-- Start Entries --

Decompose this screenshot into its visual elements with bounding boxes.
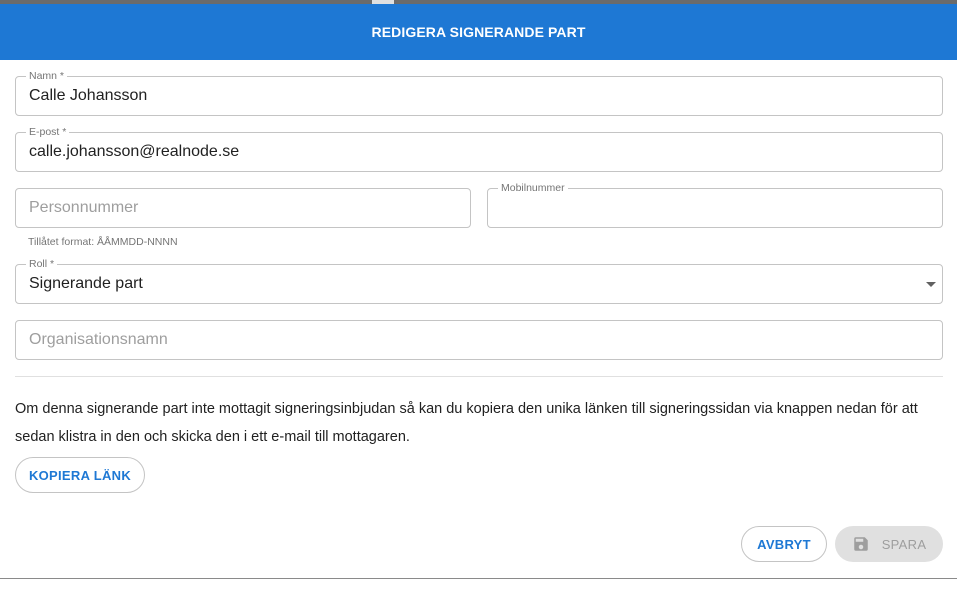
copy-link-info-text: Om denna signerande part inte mottagit s… [15,401,918,445]
save-button[interactable]: SPARA [835,526,943,562]
cancel-button[interactable]: AVBRYT [741,526,827,562]
copy-link-button[interactable]: KOPIERA LÄNK [15,457,145,493]
save-label: SPARA [881,536,927,552]
name-field[interactable]: Namn * Calle Johansson [15,70,943,116]
floppy-disk-icon [853,537,868,551]
chevron-down-icon[interactable] [926,282,936,287]
personnummer-placeholder: Personnummer [29,199,139,216]
cancel-label: AVBRYT [757,536,811,552]
mobile-field[interactable]: Mobilnummer [487,182,943,228]
personnummer-helper-text: Tillåtet format: ÅÅMMDD-NNNN [28,236,178,248]
personnummer-field[interactable]: Personnummer [15,188,471,228]
mobile-label: Mobilnummer [498,182,568,194]
name-value: Calle Johansson [29,87,148,104]
copy-link-label: KOPIERA LÄNK [28,467,132,483]
email-field[interactable]: E-post * calle.johansson@realnode.se [15,126,943,172]
role-select[interactable]: Roll * Signerande part [15,258,943,304]
dialog-header: REDIGERA SIGNERANDE PART [0,4,957,60]
dialog-title: REDIGERA SIGNERANDE PART [371,24,586,40]
section-divider [15,376,943,377]
organisation-placeholder: Organisationsnamn [29,331,168,348]
role-value: Signerande part [29,275,143,292]
organisation-field[interactable]: Organisationsnamn [15,320,943,360]
edit-signer-dialog: REDIGERA SIGNERANDE PART Namn * Calle Jo… [0,4,957,579]
email-value: calle.johansson@realnode.se [29,143,240,160]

-- End Entries --

*Problem details*.
Copy out all of the lines above word for word, omitting the picture.

*Result*.
Decompose this screenshot into its visual elements with bounding boxes.
copy-link-info-text: Om denna signerande part inte mottagit s… [15,401,918,445]
save-button[interactable]: SPARA [835,526,943,562]
cancel-button[interactable]: AVBRYT [741,526,827,562]
copy-link-button[interactable]: KOPIERA LÄNK [15,457,145,493]
save-label: SPARA [881,536,927,552]
name-field[interactable]: Namn * Calle Johansson [15,70,943,116]
floppy-disk-icon [853,537,868,551]
chevron-down-icon[interactable] [926,282,936,287]
personnummer-placeholder: Personnummer [29,199,139,216]
cancel-label: AVBRYT [757,536,811,552]
mobile-field[interactable]: Mobilnummer [487,182,943,228]
personnummer-helper-text: Tillåtet format: ÅÅMMDD-NNNN [28,236,178,248]
personnummer-field[interactable]: Personnummer [15,188,471,228]
mobile-label: Mobilnummer [498,182,568,194]
name-value: Calle Johansson [29,87,148,104]
copy-link-label: KOPIERA LÄNK [28,467,132,483]
email-field[interactable]: E-post * calle.johansson@realnode.se [15,126,943,172]
role-select[interactable]: Roll * Signerande part [15,258,943,304]
dialog-header: REDIGERA SIGNERANDE PART [0,4,957,60]
dialog-title: REDIGERA SIGNERANDE PART [371,24,586,40]
section-divider [15,376,943,377]
organisation-placeholder: Organisationsnamn [29,331,168,348]
role-value: Signerande part [29,275,143,292]
organisation-field[interactable]: Organisationsnamn [15,320,943,360]
edit-signer-dialog: REDIGERA SIGNERANDE PART Namn * Calle Jo… [0,4,957,579]
email-value: calle.johansson@realnode.se [29,143,240,160]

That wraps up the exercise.